**SELECTED EXCERPT**
## BEGIN

Thus, given two functions \(f, g\in X\), we wish to show there is a continuous path \(F:\left[ 0, 1 \right]\to X\) such that \(F(0)=f\) and \(F(1)=g\). There is a rather naïve thing to try, and it ends up working. For \(t\in \left[ 0, 1 \right]\), define the function \(F(t)\) via \[F(t)(x) = (1-t)\cdot f(x) + t \cdot g(x). \] We first check that \(F(t)\) is in \(X\): clearly \(F(t)(0)=0\) since \(f(0)=g(0)=0\). If \(x,y\in \left[ 0,1 \right]\), we have \[\left\lvert F(x)-F(y) \right\rvert \leq \left( 1-t \right)\left\lvert f(x)-f(y) \right\rvert + t \left\lvert g(x) - g(y) \right\rvert\leq \left\lvert x-y \right\rvert\] by expanding and spamming the triangle inequality. Finally, to show continuity, fix \(\epsilon>0\). If \(t, s\in \left[ 0, 1 \right]\), we have \[\begin{align*}d\left( F(t), F(s) \right) &= \sup _{x\in [0, 1]} \left\lvert (s-t) f(x) + (t-s) g(x) \right\rvert \\&= \sup _{x\in \left[ 0, 1 \right]}\left\lvert s-t \right\rvert \cdot \left\lvert f(x) - g(x) \right\rvert \\&= \left\lvert s-t \right\rvert d\left( f, g \right). \end{align*}\] Thus, if \(\delta=\frac{\epsilon}{d\left( f, g \right)}\), then \(\left\lvert t-s \right\rvert< \delta\) implies \(d\left( F(t), F(s) \right)< \epsilon\). Of course, if \(d\left( f, g \right)=0\), then \(F\) is a constant function, which is continuous anyways. Thus \(X\) is path-connected, and it follows that \(X\) is connected.

## END

(Records)
## BEGIN

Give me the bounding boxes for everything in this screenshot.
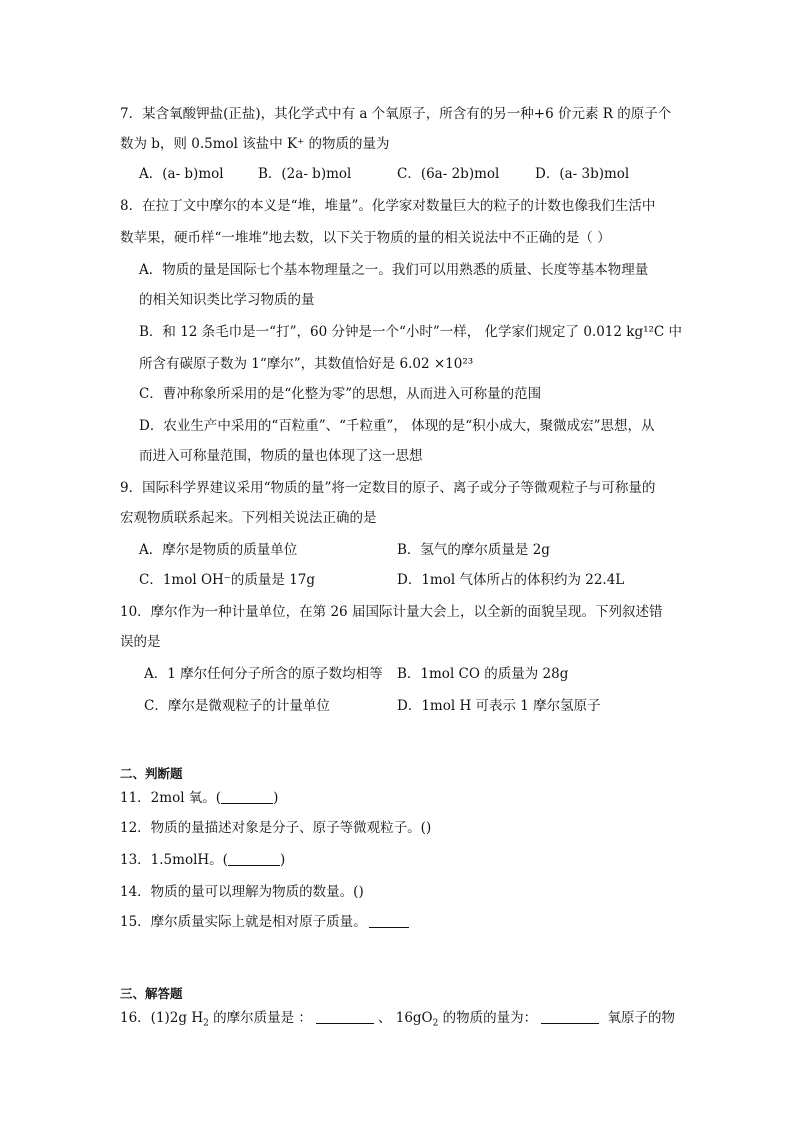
q16 (120, 1008, 675, 1034)
q8-option-c[interactable]: C．曹冲称象所采用的是“化整为零”的思想，从而进入可称量的范围 (139, 386, 542, 402)
q7-option-c[interactable]: C．(6a- 2b)mol (397, 166, 500, 182)
q8-option-d-line2: 而进入可称量范围，物质的量也体现了这一思想 (139, 448, 423, 464)
q8-option-d-line1[interactable]: D．农业生产中采用的“百粒重”、“千粒重”， 体现的是“积小成大，聚微成宏”思想，从 (139, 418, 655, 434)
q13-text: 13．1.5molH。( (120, 852, 228, 868)
q16-text-3: 、 16gO (377, 1010, 433, 1026)
q7-stem-line2: 数为 b，则 0.5mol 该盐中 K⁺ 的物质的量为 (120, 136, 390, 152)
q16-text-2: 的摩尔质量是 ： (208, 1010, 312, 1026)
q9-stem-line2: 宏观物质联系起来。下列相关说法正确的是 (120, 510, 377, 526)
q8-option-b-line2: 所含有碳原子数为 1“摩尔”，其数值恰好是 6.02 ×10²³ (139, 356, 474, 372)
q13-answer-blank[interactable] (228, 851, 280, 866)
q16-text-1: 16．(1)2g H (120, 1010, 204, 1026)
q8-option-a-line2: 的相关知识类比学习物质的量 (139, 292, 315, 308)
q8-stem-line2: 数苹果，硬币样“一堆堆”地去数，以下关于物质的量的相关说法中不正确的是（ ） (120, 230, 611, 246)
q10-option-c[interactable]: C．摩尔是微观粒子的计量单位 (144, 698, 330, 714)
q9-option-d[interactable]: D．1mol 气体所占的体积约为 22.4L (397, 572, 625, 588)
q8-option-a-line1[interactable]: A．物质的量是国际七个基本物理量之一。我们可以用熟悉的质量、长度等基本物理量 (139, 262, 649, 278)
q13 (120, 850, 285, 870)
q15-answer-blank[interactable] (369, 913, 409, 928)
q16-text-5: 氧原子的物 (603, 1010, 675, 1026)
q9-stem-line1: 9．国际科学界建议采用“物质的量”将一定数目的原子、离子或分子等微观粒子与可称量的 (120, 480, 656, 496)
q15 (120, 912, 409, 932)
q10-option-b[interactable]: B．1mol CO 的质量为 28g (397, 666, 569, 682)
q16-blank-2[interactable] (541, 1009, 599, 1024)
q16-sub-1: 2 (203, 1018, 209, 1029)
q7-option-d[interactable]: D．(a- 3b)mol (535, 166, 630, 182)
q11 (120, 788, 278, 808)
q16-text-4: 的物质的量为： (438, 1010, 538, 1026)
q13-close: ) (279, 852, 286, 868)
q15-text: 15．摩尔质量实际上就是相对原子质量。 (120, 914, 367, 930)
q8-stem-line1: 8．在拉丁文中摩尔的本义是“堆，堆量”。化学家对数量巨大的粒子的计数也像我们生活中 (120, 198, 656, 214)
q11-text: 11．2mol 氧。( (120, 790, 222, 806)
q7-option-a[interactable]: A．(a- b)mol (139, 166, 224, 182)
q10-option-a[interactable]: A．1 摩尔任何分子所含的原子数均相等 (144, 666, 383, 682)
q9-option-c[interactable]: C．1mol OH⁻的质量是 17g (139, 572, 316, 588)
q7-stem-line1: 7．某含氧酸钾盐(正盐)，其化学式中有 a 个氧原子，所含有的另一种+6 价元素 R 的原子个 (120, 106, 672, 122)
q14: 14．物质的量可以理解为物质的数量。() (120, 884, 364, 900)
q9-option-b[interactable]: B．氢气的摩尔质量是 2g (397, 542, 550, 558)
q7-option-b[interactable]: B．(2a- b)mol (258, 166, 352, 182)
q10-option-d[interactable]: D．1mol H 可表示 1 摩尔氢原子 (397, 698, 601, 714)
q10-stem-line2: 误的是 (120, 634, 161, 650)
q11-close: ) (273, 790, 279, 806)
section-answer-title: 三、解答题 (120, 986, 183, 1001)
q16-sub-2: 2 (432, 1018, 439, 1029)
q9-option-a[interactable]: A．摩尔是物质的质量单位 (139, 542, 298, 558)
q11-answer-blank[interactable] (221, 789, 273, 804)
q10-stem-line1: 10．摩尔作为一种计量单位，在第 26 届国际计量大会上，以全新的面貌呈现。下列叙述错 (120, 604, 663, 620)
section-judgment-title: 二、判断题 (120, 766, 183, 781)
q16-blank-1[interactable] (316, 1009, 374, 1024)
q8-option-b-line1[interactable]: B．和 12 条毛巾是一“打”，60 分钟是一个“小时”一样， 化学家们规定了 0.012 kg¹²C 中 (139, 324, 683, 340)
q12: 12．物质的量描述对象是分子、原子等微观粒子。() (120, 820, 432, 836)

## END

**DIRECTIONS**
a: In the proof about paths between functions, what conditions must the path F satisfy according to its first sentence? List them all.
b: From the listing, write out the lines that begin with the one containing "q16 (120, 1008, 675, 1034)" and end after the one containing "q16-sub-1: 2 (203, 1018, 209, 1029)".

**REPLIES**
a:
- F is continuous, as a map from [0, 1] to X.
- F(0) = f.
- F(1) = g.

b:
q16 (120, 1008, 675, 1034)
q8-option-c[interactable]: C．曹冲称象所采用的是“化整为零”的思想，从而进入可称量的范围 (139, 386, 542, 402)
q7-option-c[interactable]: C．(6a- 2b)mol (397, 166, 500, 182)
q8-option-d-line2: 而进入可称量范围，物质的量也体现了这一思想 (139, 448, 423, 464)
q8-option-d-line1[interactable]: D．农业生产中采用的“百粒重”、“千粒重”， 体现的是“积小成大，聚微成宏”思想，从 (139, 418, 655, 434)
q13-text: 13．1.5molH。( (120, 852, 228, 868)
q16-text-3: 、 16gO (377, 1010, 433, 1026)
q7-stem-line2: 数为 b，则 0.5mol 该盐中 K⁺ 的物质的量为 (120, 136, 390, 152)
q16-text-2: 的摩尔质量是 ： (208, 1010, 312, 1026)
q9-stem-line2: 宏观物质联系起来。下列相关说法正确的是 (120, 510, 377, 526)
q8-option-b-line2: 所含有碳原子数为 1“摩尔”，其数值恰好是 6.02 ×10²³ (139, 356, 474, 372)
q13-answer-blank[interactable] (228, 851, 280, 866)
q16-text-1: 16．(1)2g H (120, 1010, 204, 1026)
q8-option-a-line2: 的相关知识类比学习物质的量 (139, 292, 315, 308)
q8-stem-line2: 数苹果，硬币样“一堆堆”地去数，以下关于物质的量的相关说法中不正确的是（ ） (120, 230, 611, 246)
q10-option-c[interactable]: C．摩尔是微观粒子的计量单位 (144, 698, 330, 714)
q9-option-d[interactable]: D．1mol 气体所占的体积约为 22.4L (397, 572, 625, 588)
q8-option-a-line1[interactable]: A．物质的量是国际七个基本物理量之一。我们可以用熟悉的质量、长度等基本物理量 (139, 262, 649, 278)
q13 (120, 850, 285, 870)
q15-answer-blank[interactable] (369, 913, 409, 928)
q16-text-5: 氧原子的物 (603, 1010, 675, 1026)
q9-stem-line1: 9．国际科学界建议采用“物质的量”将一定数目的原子、离子或分子等微观粒子与可称量的 (120, 480, 656, 496)
q15 (120, 912, 409, 932)
q10-option-b[interactable]: B．1mol CO 的质量为 28g (397, 666, 569, 682)
q16-blank-2[interactable] (541, 1009, 599, 1024)
q16-sub-1: 2 (203, 1018, 209, 1029)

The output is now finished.